Record extracts:
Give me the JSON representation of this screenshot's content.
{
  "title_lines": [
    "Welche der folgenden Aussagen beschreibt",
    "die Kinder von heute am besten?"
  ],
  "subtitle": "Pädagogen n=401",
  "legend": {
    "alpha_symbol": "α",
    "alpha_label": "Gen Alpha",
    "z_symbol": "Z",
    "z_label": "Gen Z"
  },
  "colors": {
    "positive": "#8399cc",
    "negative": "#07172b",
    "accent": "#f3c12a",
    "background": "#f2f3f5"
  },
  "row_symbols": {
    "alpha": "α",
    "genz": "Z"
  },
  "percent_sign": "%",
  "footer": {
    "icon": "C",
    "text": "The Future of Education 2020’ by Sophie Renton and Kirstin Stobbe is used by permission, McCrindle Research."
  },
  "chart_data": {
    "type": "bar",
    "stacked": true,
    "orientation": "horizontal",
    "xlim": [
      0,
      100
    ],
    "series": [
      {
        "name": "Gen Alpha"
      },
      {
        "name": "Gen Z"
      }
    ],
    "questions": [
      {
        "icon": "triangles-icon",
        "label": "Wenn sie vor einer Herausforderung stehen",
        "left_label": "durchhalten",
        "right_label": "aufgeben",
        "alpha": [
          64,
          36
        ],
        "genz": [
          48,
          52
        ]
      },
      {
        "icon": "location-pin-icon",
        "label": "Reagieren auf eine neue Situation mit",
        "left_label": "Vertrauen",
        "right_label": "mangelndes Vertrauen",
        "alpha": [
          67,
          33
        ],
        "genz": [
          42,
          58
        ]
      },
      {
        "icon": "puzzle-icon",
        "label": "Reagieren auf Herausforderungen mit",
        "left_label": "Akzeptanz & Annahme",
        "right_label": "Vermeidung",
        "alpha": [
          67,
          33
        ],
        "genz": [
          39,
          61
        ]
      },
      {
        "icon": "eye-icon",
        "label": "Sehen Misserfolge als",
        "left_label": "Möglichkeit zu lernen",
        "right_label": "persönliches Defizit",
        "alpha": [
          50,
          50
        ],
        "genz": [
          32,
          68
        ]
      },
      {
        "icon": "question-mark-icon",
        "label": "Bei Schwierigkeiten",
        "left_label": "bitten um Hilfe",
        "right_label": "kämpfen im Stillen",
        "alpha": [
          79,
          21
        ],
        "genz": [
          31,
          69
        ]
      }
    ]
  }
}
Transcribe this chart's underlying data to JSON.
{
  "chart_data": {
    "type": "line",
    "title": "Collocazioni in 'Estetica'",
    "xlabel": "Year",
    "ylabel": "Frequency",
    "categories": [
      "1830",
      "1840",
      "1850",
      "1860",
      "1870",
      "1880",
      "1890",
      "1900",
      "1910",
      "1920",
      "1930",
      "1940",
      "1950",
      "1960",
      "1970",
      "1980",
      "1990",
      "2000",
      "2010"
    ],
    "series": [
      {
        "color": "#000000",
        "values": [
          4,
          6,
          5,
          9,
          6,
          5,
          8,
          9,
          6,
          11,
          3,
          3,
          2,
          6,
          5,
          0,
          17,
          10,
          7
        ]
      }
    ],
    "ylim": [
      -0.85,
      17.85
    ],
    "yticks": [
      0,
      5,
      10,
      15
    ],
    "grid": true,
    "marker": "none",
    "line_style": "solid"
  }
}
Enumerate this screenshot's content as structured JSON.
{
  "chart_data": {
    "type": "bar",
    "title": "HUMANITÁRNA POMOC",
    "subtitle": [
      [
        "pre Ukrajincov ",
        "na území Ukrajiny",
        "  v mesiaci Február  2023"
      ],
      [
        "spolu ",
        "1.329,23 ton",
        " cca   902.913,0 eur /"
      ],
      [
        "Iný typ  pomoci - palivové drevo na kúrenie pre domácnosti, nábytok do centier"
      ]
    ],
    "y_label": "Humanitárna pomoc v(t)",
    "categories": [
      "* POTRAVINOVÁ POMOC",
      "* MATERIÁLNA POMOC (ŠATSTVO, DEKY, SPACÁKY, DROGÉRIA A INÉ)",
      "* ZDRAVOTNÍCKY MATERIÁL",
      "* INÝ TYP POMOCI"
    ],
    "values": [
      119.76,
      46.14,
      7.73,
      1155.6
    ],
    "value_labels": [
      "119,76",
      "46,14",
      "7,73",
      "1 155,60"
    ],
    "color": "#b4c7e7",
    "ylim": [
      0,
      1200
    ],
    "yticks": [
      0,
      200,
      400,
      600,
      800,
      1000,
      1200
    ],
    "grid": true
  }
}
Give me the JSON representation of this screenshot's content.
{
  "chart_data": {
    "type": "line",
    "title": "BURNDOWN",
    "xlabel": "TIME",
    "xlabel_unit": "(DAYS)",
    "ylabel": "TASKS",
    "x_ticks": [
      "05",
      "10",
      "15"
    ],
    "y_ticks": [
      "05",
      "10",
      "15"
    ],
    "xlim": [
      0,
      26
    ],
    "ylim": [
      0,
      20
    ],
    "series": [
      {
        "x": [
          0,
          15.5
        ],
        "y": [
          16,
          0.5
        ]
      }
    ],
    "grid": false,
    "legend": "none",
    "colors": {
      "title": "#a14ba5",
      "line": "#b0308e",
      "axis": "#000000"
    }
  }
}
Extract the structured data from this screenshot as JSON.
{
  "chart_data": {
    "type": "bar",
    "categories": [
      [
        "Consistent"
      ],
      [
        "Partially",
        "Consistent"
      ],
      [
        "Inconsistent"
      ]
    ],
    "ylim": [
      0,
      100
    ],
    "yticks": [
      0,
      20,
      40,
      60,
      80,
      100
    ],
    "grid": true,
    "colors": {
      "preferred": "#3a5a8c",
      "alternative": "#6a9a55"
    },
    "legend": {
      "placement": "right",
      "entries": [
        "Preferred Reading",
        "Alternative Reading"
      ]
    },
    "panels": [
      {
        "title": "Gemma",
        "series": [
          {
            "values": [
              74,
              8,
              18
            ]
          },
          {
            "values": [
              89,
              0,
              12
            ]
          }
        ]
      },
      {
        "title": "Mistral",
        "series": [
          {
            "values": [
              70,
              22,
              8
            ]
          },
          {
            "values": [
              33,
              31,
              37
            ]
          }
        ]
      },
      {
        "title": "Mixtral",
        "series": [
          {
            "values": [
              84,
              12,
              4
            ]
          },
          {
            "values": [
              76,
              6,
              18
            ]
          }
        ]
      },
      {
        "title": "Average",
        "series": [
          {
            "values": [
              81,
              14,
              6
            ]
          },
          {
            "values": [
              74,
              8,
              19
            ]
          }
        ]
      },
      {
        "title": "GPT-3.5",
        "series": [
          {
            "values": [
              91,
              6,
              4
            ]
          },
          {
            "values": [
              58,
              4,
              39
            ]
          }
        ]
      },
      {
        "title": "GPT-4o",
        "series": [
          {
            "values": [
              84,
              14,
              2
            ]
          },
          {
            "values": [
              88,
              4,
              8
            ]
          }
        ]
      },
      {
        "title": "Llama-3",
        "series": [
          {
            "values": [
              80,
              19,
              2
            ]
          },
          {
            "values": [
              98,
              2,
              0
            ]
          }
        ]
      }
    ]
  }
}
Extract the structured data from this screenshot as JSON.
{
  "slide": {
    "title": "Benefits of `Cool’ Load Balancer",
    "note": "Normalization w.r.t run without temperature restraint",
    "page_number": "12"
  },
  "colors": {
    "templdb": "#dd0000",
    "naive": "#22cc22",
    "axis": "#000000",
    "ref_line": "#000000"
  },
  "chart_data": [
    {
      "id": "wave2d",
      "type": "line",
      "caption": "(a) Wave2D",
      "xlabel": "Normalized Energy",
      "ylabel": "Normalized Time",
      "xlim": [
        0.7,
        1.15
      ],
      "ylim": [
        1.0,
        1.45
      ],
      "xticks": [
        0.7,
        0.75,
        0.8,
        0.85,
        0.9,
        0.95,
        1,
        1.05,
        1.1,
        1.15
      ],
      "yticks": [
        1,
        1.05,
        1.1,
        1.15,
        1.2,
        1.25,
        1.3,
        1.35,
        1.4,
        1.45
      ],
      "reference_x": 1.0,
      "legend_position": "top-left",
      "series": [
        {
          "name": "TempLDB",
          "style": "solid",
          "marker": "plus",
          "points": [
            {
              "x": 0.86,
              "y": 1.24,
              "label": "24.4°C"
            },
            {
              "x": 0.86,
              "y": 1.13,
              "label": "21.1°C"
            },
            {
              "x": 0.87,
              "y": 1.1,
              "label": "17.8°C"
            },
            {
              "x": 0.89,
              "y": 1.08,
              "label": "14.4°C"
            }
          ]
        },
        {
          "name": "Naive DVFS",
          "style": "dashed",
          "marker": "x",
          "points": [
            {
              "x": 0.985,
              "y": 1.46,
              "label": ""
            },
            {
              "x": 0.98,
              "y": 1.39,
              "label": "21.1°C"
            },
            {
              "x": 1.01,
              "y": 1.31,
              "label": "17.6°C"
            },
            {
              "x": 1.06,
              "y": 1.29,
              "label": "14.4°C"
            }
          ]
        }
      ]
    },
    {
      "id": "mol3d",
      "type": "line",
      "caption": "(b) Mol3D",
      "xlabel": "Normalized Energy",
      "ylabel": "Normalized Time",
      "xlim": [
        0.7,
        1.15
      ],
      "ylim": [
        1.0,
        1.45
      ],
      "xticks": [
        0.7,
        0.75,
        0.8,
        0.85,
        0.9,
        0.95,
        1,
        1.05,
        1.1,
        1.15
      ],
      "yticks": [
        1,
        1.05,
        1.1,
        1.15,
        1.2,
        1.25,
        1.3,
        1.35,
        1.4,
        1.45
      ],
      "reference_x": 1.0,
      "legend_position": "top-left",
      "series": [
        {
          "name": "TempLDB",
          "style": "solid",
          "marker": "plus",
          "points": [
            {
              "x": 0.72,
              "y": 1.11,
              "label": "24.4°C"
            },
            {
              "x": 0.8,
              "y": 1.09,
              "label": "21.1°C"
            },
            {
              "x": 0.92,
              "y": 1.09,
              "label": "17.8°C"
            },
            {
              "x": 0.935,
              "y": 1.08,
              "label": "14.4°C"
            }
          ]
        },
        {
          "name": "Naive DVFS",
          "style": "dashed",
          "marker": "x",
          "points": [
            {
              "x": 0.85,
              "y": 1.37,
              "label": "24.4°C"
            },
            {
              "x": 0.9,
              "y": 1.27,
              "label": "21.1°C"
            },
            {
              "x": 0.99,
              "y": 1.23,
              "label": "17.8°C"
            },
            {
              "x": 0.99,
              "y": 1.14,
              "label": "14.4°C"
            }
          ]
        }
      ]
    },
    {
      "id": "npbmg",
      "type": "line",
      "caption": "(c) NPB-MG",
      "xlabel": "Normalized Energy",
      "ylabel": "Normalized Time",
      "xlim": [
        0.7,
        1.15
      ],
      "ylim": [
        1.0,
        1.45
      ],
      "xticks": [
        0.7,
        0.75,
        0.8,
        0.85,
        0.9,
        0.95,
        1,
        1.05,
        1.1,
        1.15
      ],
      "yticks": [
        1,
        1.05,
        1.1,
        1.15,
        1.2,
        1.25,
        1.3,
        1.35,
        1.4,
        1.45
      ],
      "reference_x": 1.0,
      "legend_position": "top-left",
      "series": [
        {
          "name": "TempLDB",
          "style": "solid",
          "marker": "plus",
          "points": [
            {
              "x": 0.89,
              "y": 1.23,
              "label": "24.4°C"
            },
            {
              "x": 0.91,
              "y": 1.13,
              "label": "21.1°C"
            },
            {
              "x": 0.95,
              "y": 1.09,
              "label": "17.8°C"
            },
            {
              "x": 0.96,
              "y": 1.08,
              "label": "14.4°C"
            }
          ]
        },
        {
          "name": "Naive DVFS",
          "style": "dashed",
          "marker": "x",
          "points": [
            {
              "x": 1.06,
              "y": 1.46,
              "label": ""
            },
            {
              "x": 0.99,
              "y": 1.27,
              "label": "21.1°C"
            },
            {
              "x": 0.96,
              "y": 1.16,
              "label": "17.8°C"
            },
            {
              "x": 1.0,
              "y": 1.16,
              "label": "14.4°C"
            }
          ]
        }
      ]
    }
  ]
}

What you should do:
Check each line of the data above for the string "Reading" and report only how many lines have it.

The result:
2